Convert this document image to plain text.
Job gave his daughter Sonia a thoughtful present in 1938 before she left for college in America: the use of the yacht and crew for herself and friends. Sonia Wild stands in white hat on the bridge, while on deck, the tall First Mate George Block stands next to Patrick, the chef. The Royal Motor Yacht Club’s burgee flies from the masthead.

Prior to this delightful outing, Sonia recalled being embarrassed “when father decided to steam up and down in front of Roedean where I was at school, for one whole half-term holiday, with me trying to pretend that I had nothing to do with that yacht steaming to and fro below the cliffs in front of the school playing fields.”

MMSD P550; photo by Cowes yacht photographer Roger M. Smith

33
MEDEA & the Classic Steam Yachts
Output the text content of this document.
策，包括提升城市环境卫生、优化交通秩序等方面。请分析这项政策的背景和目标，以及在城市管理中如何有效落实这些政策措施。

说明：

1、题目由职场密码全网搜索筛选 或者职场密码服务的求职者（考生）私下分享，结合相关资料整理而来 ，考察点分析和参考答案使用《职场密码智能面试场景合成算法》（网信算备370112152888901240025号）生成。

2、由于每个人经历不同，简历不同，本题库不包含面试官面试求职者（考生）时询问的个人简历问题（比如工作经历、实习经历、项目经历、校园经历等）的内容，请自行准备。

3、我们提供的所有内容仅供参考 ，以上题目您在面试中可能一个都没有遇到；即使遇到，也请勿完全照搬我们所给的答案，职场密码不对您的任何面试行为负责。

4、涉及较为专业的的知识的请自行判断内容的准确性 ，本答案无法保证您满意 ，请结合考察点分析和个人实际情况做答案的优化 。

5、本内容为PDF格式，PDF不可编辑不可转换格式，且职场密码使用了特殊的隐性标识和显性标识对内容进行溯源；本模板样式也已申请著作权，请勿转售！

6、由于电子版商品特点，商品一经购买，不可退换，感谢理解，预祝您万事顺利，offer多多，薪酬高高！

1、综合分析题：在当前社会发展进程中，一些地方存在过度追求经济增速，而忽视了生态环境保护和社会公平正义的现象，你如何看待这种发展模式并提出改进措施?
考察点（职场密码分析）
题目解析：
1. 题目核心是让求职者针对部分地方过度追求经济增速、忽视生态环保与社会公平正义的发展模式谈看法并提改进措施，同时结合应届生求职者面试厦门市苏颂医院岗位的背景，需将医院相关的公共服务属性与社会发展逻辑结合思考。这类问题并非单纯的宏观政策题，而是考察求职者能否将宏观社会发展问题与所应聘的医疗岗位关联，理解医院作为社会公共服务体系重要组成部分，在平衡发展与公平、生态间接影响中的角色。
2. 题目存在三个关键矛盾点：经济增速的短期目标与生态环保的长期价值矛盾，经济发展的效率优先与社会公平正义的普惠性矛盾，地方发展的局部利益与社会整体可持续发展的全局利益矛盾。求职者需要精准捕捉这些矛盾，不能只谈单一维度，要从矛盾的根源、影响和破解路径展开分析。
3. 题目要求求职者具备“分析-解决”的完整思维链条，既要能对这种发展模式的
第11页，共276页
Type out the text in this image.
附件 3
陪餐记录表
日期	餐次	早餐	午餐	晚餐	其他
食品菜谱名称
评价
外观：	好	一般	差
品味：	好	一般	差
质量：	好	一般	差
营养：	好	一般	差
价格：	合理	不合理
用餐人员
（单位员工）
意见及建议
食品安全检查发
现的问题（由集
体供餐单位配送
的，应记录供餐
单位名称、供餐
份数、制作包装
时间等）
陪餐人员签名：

━━━━━━━━━━

Find "Type out the text in this image." in the data above, then repeat that line and all lines after it exactly, ending with the final line.

- In response -
Type out the text in this image.
附件 3
陪餐记录表
日期	餐次	早餐	午餐	晚餐	其他
食品菜谱名称
评价
外观：	好	一般	差
品味：	好	一般	差
质量：	好	一般	差
营养：	好	一般	差
价格：	合理	不合理
用餐人员
（单位员工）
意见及建议
食品安全检查发
现的问题（由集
体供餐单位配送
的，应记录供餐
单位名称、供餐
份数、制作包装
时间等）
陪餐人员签名：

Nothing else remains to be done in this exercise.